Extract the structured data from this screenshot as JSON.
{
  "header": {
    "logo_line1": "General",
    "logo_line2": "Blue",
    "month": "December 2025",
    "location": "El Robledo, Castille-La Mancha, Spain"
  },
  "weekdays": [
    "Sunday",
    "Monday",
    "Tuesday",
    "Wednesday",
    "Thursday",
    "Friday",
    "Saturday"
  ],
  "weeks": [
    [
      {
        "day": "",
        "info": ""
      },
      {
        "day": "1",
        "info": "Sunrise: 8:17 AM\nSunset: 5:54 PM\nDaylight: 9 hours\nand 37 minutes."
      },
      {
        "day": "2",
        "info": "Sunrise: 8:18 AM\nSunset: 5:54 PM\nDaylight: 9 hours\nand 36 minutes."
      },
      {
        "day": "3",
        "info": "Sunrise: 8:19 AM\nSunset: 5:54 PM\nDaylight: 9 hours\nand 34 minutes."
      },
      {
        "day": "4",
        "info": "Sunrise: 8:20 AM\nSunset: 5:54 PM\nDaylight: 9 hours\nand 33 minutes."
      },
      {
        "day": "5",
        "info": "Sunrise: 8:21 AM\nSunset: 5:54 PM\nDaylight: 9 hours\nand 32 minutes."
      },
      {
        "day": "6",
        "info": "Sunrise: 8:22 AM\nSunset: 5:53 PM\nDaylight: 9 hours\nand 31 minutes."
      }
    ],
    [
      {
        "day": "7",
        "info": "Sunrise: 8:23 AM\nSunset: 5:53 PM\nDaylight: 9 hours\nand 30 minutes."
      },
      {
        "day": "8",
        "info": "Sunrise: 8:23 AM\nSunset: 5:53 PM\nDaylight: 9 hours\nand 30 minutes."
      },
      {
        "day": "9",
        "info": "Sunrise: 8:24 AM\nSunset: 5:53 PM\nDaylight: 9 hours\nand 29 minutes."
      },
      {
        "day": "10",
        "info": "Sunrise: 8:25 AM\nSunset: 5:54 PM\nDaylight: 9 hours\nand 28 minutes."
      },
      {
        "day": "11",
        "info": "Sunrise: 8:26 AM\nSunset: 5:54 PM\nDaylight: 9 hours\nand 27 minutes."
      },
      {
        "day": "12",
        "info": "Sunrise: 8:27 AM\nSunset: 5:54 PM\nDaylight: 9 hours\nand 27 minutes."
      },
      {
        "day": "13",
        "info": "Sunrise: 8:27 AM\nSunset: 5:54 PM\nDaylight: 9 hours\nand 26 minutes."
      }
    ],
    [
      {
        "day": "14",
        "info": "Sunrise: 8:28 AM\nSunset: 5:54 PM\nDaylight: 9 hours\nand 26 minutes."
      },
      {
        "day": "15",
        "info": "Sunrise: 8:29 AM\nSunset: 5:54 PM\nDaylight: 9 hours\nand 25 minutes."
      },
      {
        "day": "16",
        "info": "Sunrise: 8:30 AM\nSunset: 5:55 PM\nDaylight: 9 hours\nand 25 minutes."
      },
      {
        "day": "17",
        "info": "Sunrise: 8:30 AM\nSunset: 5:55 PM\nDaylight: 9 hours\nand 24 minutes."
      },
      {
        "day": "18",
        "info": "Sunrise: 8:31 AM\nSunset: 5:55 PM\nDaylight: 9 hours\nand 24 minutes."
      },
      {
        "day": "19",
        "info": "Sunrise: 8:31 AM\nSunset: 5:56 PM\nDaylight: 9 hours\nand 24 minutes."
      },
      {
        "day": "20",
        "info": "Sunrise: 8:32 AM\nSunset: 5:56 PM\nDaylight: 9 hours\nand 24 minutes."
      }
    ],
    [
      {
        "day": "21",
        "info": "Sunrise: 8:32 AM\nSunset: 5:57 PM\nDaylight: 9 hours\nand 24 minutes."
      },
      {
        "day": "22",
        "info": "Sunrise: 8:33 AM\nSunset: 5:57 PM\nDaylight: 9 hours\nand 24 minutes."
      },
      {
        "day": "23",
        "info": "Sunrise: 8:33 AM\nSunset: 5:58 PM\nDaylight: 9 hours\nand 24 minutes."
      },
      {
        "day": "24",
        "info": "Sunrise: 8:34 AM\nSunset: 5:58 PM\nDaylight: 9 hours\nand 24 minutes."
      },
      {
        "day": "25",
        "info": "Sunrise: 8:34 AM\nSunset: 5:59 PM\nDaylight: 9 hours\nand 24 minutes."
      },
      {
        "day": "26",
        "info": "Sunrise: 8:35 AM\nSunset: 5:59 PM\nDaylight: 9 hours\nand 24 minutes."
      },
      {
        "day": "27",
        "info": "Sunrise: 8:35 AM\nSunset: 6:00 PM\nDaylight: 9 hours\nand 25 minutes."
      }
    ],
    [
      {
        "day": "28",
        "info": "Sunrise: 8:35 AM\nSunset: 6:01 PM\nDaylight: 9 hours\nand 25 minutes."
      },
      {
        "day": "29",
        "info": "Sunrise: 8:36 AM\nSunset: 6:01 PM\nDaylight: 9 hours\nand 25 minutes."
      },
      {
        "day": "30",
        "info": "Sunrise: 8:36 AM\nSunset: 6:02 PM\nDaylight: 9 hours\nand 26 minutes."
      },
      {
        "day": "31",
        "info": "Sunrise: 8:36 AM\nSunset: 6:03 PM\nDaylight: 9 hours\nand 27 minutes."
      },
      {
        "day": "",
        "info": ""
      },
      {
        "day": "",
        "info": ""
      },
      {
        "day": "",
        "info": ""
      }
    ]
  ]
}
━━━━━━
=== WORK TO DO ===
Extract the complete data, matching each line exactly.

=== TASK ANSWER ===
Extract the structured data from this screenshot as JSON.
{
  "header": {
    "logo_line1": "General",
    "logo_line2": "Blue",
    "month": "December 2025",
    "location": "El Robledo, Castille-La Mancha, Spain"
  },
  "weekdays": [
    "Sunday",
    "Monday",
    "Tuesday",
    "Wednesday",
    "Thursday",
    "Friday",
    "Saturday"
  ],
  "weeks": [
    [
      {
        "day": "",
        "info": ""
      },
      {
        "day": "1",
        "info": "Sunrise: 8:17 AM\nSunset: 5:54 PM\nDaylight: 9 hours\nand 37 minutes."
      },
      {
        "day": "2",
        "info": "Sunrise: 8:18 AM\nSunset: 5:54 PM\nDaylight: 9 hours\nand 36 minutes."
      },
      {
        "day": "3",
        "info": "Sunrise: 8:19 AM\nSunset: 5:54 PM\nDaylight: 9 hours\nand 34 minutes."
      },
      {
        "day": "4",
        "info": "Sunrise: 8:20 AM\nSunset: 5:54 PM\nDaylight: 9 hours\nand 33 minutes."
      },
      {
        "day": "5",
        "info": "Sunrise: 8:21 AM\nSunset: 5:54 PM\nDaylight: 9 hours\nand 32 minutes."
      },
      {
        "day": "6",
        "info": "Sunrise: 8:22 AM\nSunset: 5:53 PM\nDaylight: 9 hours\nand 31 minutes."
      }
    ],
    [
      {
        "day": "7",
        "info": "Sunrise: 8:23 AM\nSunset: 5:53 PM\nDaylight: 9 hours\nand 30 minutes."
      },
      {
        "day": "8",
        "info": "Sunrise: 8:23 AM\nSunset: 5:53 PM\nDaylight: 9 hours\nand 30 minutes."
      },
      {
        "day": "9",
        "info": "Sunrise: 8:24 AM\nSunset: 5:53 PM\nDaylight: 9 hours\nand 29 minutes."
      },
      {
        "day": "10",
        "info": "Sunrise: 8:25 AM\nSunset: 5:54 PM\nDaylight: 9 hours\nand 28 minutes."
      },
      {
        "day": "11",
        "info": "Sunrise: 8:26 AM\nSunset: 5:54 PM\nDaylight: 9 hours\nand 27 minutes."
      },
      {
        "day": "12",
        "info": "Sunrise: 8:27 AM\nSunset: 5:54 PM\nDaylight: 9 hours\nand 27 minutes."
      },
      {
        "day": "13",
        "info": "Sunrise: 8:27 AM\nSunset: 5:54 PM\nDaylight: 9 hours\nand 26 minutes."
      }
    ],
    [
      {
        "day": "14",
        "info": "Sunrise: 8:28 AM\nSunset: 5:54 PM\nDaylight: 9 hours\nand 26 minutes."
      },
      {
        "day": "15",
        "info": "Sunrise: 8:29 AM\nSunset: 5:54 PM\nDaylight: 9 hours\nand 25 minutes."
      },
      {
        "day": "16",
        "info": "Sunrise: 8:30 AM\nSunset: 5:55 PM\nDaylight: 9 hours\nand 25 minutes."
      },
      {
        "day": "17",
        "info": "Sunrise: 8:30 AM\nSunset: 5:55 PM\nDaylight: 9 hours\nand 24 minutes."
      },
      {
        "day": "18",
        "info": "Sunrise: 8:31 AM\nSunset: 5:55 PM\nDaylight: 9 hours\nand 24 minutes."
      },
      {
        "day": "19",
        "info": "Sunrise: 8:31 AM\nSunset: 5:56 PM\nDaylight: 9 hours\nand 24 minutes."
      },
      {
        "day": "20",
        "info": "Sunrise: 8:32 AM\nSunset: 5:56 PM\nDaylight: 9 hours\nand 24 minutes."
      }
    ],
    [
      {
        "day": "21",
        "info": "Sunrise: 8:32 AM\nSunset: 5:57 PM\nDaylight: 9 hours\nand 24 minutes."
      },
      {
        "day": "22",
        "info": "Sunrise: 8:33 AM\nSunset: 5:57 PM\nDaylight: 9 hours\nand 24 minutes."
      },
      {
        "day": "23",
        "info": "Sunrise: 8:33 AM\nSunset: 5:58 PM\nDaylight: 9 hours\nand 24 minutes."
      },
      {
        "day": "24",
        "info": "Sunrise: 8:34 AM\nSunset: 5:58 PM\nDaylight: 9 hours\nand 24 minutes."
      },
      {
        "day": "25",
        "info": "Sunrise: 8:34 AM\nSunset: 5:59 PM\nDaylight: 9 hours\nand 24 minutes."
      },
      {
        "day": "26",
        "info": "Sunrise: 8:35 AM\nSunset: 5:59 PM\nDaylight: 9 hours\nand 24 minutes."
      },
      {
        "day": "27",
        "info": "Sunrise: 8:35 AM\nSunset: 6:00 PM\nDaylight: 9 hours\nand 25 minutes."
      }
    ],
    [
      {
        "day": "28",
        "info": "Sunrise: 8:35 AM\nSunset: 6:01 PM\nDaylight: 9 hours\nand 25 minutes."
      },
      {
        "day": "29",
        "info": "Sunrise: 8:36 AM\nSunset: 6:01 PM\nDaylight: 9 hours\nand 25 minutes."
      },
      {
        "day": "30",
        "info": "Sunrise: 8:36 AM\nSunset: 6:02 PM\nDaylight: 9 hours\nand 26 minutes."
      },
      {
        "day": "31",
        "info": "Sunrise: 8:36 AM\nSunset: 6:03 PM\nDaylight: 9 hours\nand 27 minutes."
      },
      {
        "day": "",
        "info": ""
      },
      {
        "day": "",
        "info": ""
      },
      {
        "day": "",
        "info": ""
      }
    ]
  ]
}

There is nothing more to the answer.